* _EXERCISE DESCRIPTION_:
Quote the entries that follow exactly, leaving none out.

Data records
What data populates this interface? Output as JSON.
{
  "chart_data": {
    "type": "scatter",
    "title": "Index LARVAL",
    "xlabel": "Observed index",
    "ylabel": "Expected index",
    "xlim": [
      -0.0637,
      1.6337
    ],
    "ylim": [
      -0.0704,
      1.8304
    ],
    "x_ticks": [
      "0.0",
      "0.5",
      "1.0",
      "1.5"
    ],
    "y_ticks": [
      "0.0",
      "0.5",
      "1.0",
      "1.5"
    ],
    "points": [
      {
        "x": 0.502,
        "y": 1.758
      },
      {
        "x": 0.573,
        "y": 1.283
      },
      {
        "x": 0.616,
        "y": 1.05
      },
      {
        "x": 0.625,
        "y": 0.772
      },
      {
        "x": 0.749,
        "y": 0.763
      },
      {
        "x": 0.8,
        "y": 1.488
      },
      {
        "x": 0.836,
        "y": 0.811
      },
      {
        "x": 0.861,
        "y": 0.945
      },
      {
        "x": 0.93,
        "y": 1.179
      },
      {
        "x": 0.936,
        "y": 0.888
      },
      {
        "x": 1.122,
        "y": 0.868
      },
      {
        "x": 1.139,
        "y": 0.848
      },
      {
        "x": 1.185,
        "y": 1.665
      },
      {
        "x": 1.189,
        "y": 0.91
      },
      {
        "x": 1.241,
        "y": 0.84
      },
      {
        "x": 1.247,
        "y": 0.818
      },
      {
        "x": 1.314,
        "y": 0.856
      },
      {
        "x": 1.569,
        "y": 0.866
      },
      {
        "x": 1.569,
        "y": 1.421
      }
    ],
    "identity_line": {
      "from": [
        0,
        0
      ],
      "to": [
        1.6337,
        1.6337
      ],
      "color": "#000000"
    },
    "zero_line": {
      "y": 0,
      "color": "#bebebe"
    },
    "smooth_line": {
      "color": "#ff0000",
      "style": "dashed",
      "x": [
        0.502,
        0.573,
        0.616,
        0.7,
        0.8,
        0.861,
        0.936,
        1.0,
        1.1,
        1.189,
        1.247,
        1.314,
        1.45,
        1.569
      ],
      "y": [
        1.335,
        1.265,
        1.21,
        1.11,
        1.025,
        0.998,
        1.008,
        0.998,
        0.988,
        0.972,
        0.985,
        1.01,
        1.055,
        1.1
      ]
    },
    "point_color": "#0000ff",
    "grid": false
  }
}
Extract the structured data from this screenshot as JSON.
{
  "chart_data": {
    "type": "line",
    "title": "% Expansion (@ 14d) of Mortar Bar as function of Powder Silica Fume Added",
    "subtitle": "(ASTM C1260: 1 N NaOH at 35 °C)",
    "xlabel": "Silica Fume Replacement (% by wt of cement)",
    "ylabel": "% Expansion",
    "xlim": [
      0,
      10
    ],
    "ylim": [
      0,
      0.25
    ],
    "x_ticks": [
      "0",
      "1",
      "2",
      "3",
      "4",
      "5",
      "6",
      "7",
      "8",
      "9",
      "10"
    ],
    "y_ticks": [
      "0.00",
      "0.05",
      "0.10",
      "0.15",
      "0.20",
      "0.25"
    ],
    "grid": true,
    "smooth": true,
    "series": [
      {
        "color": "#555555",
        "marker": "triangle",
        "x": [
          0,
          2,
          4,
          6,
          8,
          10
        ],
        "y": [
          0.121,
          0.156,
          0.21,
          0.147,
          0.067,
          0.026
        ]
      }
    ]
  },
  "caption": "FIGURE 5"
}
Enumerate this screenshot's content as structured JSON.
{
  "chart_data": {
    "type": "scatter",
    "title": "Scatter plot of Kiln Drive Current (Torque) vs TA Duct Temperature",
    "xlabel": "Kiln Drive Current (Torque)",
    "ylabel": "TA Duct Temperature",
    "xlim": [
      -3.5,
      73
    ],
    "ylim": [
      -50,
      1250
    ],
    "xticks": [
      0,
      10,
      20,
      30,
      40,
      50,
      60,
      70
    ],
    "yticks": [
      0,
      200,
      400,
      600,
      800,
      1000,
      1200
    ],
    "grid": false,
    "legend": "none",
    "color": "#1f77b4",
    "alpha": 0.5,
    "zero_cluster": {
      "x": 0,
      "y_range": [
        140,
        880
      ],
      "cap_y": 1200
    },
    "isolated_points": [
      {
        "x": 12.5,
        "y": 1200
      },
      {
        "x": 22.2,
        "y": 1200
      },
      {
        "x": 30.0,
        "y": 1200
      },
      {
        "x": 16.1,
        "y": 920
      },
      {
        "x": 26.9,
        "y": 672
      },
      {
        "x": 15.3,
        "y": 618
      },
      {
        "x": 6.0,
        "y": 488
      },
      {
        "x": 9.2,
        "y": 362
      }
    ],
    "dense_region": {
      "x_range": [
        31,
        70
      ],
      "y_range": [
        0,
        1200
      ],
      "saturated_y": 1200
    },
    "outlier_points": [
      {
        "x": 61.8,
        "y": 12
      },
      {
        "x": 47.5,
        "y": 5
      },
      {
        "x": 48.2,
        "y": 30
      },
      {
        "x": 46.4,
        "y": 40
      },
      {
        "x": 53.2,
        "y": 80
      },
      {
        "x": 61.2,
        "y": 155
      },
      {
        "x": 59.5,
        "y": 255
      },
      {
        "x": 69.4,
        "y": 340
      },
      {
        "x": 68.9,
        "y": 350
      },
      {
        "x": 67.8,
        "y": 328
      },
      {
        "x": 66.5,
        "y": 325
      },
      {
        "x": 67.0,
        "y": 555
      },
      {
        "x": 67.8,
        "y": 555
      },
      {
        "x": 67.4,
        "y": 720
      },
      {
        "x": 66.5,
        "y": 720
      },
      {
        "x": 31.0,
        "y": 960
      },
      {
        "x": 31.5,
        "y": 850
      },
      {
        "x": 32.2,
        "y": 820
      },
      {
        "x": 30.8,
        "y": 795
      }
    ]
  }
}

* _COMPLETED TASK_:
What data populates this interface? Output as JSON.
{
  "chart_data": {
    "type": "scatter",
    "title": "Index LARVAL",
    "xlabel": "Observed index",
    "ylabel": "Expected index",
    "xlim": [
      -0.0637,
      1.6337
    ],
    "ylim": [
      -0.0704,
      1.8304
    ],
    "x_ticks": [
      "0.0",
      "0.5",
      "1.0",
      "1.5"
    ],
    "y_ticks": [
      "0.0",
      "0.5",
      "1.0",
      "1.5"
    ],
    "points": [
      {
        "x": 0.502,
        "y": 1.758
      },
      {
        "x": 0.573,
        "y": 1.283
      },
      {
        "x": 0.616,
        "y": 1.05
      },
      {
        "x": 0.625,
        "y": 0.772
      },
      {
        "x": 0.749,
        "y": 0.763
      },
      {
        "x": 0.8,
        "y": 1.488
      },
      {
        "x": 0.836,
        "y": 0.811
      },
      {
        "x": 0.861,
        "y": 0.945
      },
      {
        "x": 0.93,
        "y": 1.179
      },
      {
        "x": 0.936,
        "y": 0.888
      },
      {
        "x": 1.122,
        "y": 0.868
      },
      {
        "x": 1.139,
        "y": 0.848
      },
      {
        "x": 1.185,
        "y": 1.665
      },
      {
        "x": 1.189,
        "y": 0.91
      },
      {
        "x": 1.241,
        "y": 0.84
      },
      {
        "x": 1.247,
        "y": 0.818
      },
      {
        "x": 1.314,
        "y": 0.856
      },
      {
        "x": 1.569,
        "y": 0.866
      },
      {
        "x": 1.569,
        "y": 1.421
      }
    ],
    "identity_line": {
      "from": [
        0,
        0
      ],
      "to": [
        1.6337,
        1.6337
      ],
      "color": "#000000"
    },
    "zero_line": {
      "y": 0,
      "color": "#bebebe"
    },
    "smooth_line": {
      "color": "#ff0000",
      "style": "dashed",
      "x": [
        0.502,
        0.573,
        0.616,
        0.7,
        0.8,
        0.861,
        0.936,
        1.0,
        1.1,
        1.189,
        1.247,
        1.314,
        1.45,
        1.569
      ],
      "y": [
        1.335,
        1.265,
        1.21,
        1.11,
        1.025,
        0.998,
        1.008,
        0.998,
        0.988,
        0.972,
        0.985,
        1.01,
        1.055,
        1.1
      ]
    },
    "point_color": "#0000ff",
    "grid": false
  }
}
Extract the structured data from this screenshot as JSON.
{
  "chart_data": {
    "type": "line",
    "title": "% Expansion (@ 14d) of Mortar Bar as function of Powder Silica Fume Added",
    "subtitle": "(ASTM C1260: 1 N NaOH at 35 °C)",
    "xlabel": "Silica Fume Replacement (% by wt of cement)",
    "ylabel": "% Expansion",
    "xlim": [
      0,
      10
    ],
    "ylim": [
      0,
      0.25
    ],
    "x_ticks": [
      "0",
      "1",
      "2",
      "3",
      "4",
      "5",
      "6",
      "7",
      "8",
      "9",
      "10"
    ],
    "y_ticks": [
      "0.00",
      "0.05",
      "0.10",
      "0.15",
      "0.20",
      "0.25"
    ],
    "grid": true,
    "smooth": true,
    "series": [
      {
        "color": "#555555",
        "marker": "triangle",
        "x": [
          0,
          2,
          4,
          6,
          8,
          10
        ],
        "y": [
          0.121,
          0.156,
          0.21,
          0.147,
          0.067,
          0.026
        ]
      }
    ]
  },
  "caption": "FIGURE 5"
}
Enumerate this screenshot's content as structured JSON.
{
  "chart_data": {
    "type": "scatter",
    "title": "Scatter plot of Kiln Drive Current (Torque) vs TA Duct Temperature",
    "xlabel": "Kiln Drive Current (Torque)",
    "ylabel": "TA Duct Temperature",
    "xlim": [
      -3.5,
      73
    ],
    "ylim": [
      -50,
      1250
    ],
    "xticks": [
      0,
      10,
      20,
      30,
      40,
      50,
      60,
      70
    ],
    "yticks": [
      0,
      200,
      400,
      600,
      800,
      1000,
      1200
    ],
    "grid": false,
    "legend": "none",
    "color": "#1f77b4",
    "alpha": 0.5,
    "zero_cluster": {
      "x": 0,
      "y_range": [
        140,
        880
      ],
      "cap_y": 1200
    },
    "isolated_points": [
      {
        "x": 12.5,
        "y": 1200
      },
      {
        "x": 22.2,
        "y": 1200
      },
      {
        "x": 30.0,
        "y": 1200
      },
      {
        "x": 16.1,
        "y": 920
      },
      {
        "x": 26.9,
        "y": 672
      },
      {
        "x": 15.3,
        "y": 618
      },
      {
        "x": 6.0,
        "y": 488
      },
      {
        "x": 9.2,
        "y": 362
      }
    ],
    "dense_region": {
      "x_range": [
        31,
        70
      ],
      "y_range": [
        0,
        1200
      ],
      "saturated_y": 1200
    },
    "outlier_points": [
      {
        "x": 61.8,
        "y": 12
      },
      {
        "x": 47.5,
        "y": 5
      },
      {
        "x": 48.2,
        "y": 30
      },
      {
        "x": 46.4,
        "y": 40
      },
      {
        "x": 53.2,
        "y": 80
      },
      {
        "x": 61.2,
        "y": 155
      },
      {
        "x": 59.5,
        "y": 255
      },
      {
        "x": 69.4,
        "y": 340
      },
      {
        "x": 68.9,
        "y": 350
      },
      {
        "x": 67.8,
        "y": 328
      },
      {
        "x": 66.5,
        "y": 325
      },
      {
        "x": 67.0,
        "y": 555
      },
      {
        "x": 67.8,
        "y": 555
      },
      {
        "x": 67.4,
        "y": 720
      },
      {
        "x": 66.5,
        "y": 720
      },
      {
        "x": 31.0,
        "y": 960
      },
      {
        "x": 31.5,
        "y": 850
      },
      {
        "x": 32.2,
        "y": 820
      },
      {
        "x": 30.8,
        "y": 795
      }
    ]
  }
}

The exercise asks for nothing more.